Say how many lines in the data below contain the word "điểm", and give no other text.

Supplied material:
○ ○ ○ ○ ○ ○ ○
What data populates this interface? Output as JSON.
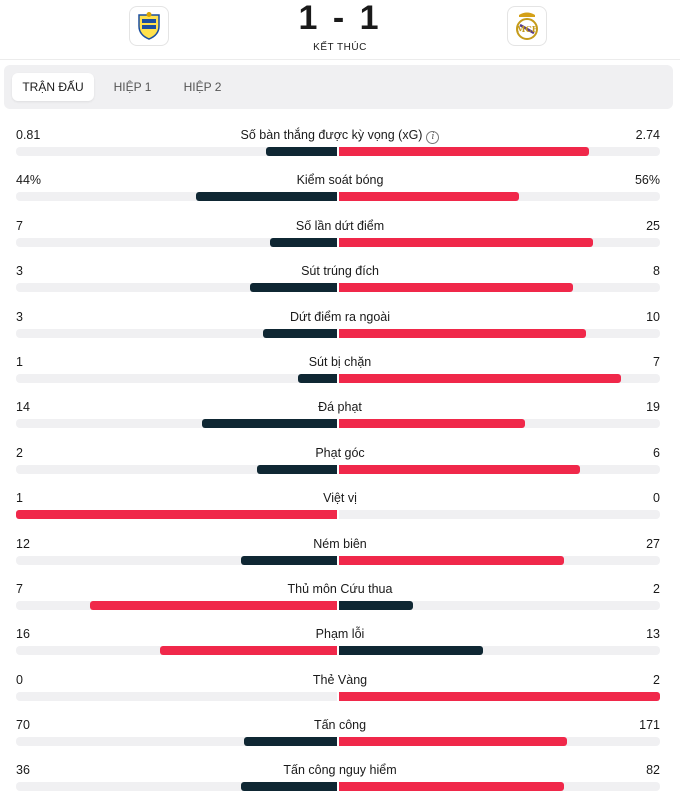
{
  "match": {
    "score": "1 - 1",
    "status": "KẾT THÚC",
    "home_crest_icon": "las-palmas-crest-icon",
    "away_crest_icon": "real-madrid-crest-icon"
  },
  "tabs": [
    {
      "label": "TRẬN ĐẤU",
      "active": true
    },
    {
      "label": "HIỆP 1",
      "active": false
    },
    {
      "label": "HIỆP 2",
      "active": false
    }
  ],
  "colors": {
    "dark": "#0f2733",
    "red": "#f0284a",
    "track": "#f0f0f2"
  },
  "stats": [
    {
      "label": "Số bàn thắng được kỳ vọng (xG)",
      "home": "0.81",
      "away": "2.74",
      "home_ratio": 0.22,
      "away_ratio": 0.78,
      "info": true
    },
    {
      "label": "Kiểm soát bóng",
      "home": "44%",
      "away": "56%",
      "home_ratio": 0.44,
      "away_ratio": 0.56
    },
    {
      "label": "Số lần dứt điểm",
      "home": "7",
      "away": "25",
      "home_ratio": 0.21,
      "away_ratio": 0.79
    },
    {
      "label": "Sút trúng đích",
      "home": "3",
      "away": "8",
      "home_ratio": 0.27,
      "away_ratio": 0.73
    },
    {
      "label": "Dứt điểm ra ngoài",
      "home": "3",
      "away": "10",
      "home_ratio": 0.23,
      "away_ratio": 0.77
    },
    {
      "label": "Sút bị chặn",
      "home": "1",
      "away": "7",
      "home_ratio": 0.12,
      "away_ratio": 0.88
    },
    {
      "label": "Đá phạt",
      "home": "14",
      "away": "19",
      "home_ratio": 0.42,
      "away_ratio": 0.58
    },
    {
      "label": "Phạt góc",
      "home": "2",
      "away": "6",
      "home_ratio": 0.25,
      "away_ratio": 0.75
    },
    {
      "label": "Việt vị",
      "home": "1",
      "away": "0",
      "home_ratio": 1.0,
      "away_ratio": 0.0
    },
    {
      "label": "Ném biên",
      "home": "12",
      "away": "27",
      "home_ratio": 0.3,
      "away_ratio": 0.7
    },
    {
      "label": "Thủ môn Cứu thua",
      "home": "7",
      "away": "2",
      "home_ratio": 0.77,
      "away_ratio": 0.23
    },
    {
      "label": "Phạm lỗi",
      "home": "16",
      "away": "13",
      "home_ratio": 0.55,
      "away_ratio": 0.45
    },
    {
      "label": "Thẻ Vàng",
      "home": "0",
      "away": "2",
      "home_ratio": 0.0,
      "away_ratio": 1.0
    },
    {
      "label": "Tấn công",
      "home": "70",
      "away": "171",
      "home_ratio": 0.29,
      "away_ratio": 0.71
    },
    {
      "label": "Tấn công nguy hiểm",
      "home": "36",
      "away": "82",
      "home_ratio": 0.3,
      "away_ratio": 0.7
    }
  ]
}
○ ○ ○ ○ ○ ○ ○
The response: 2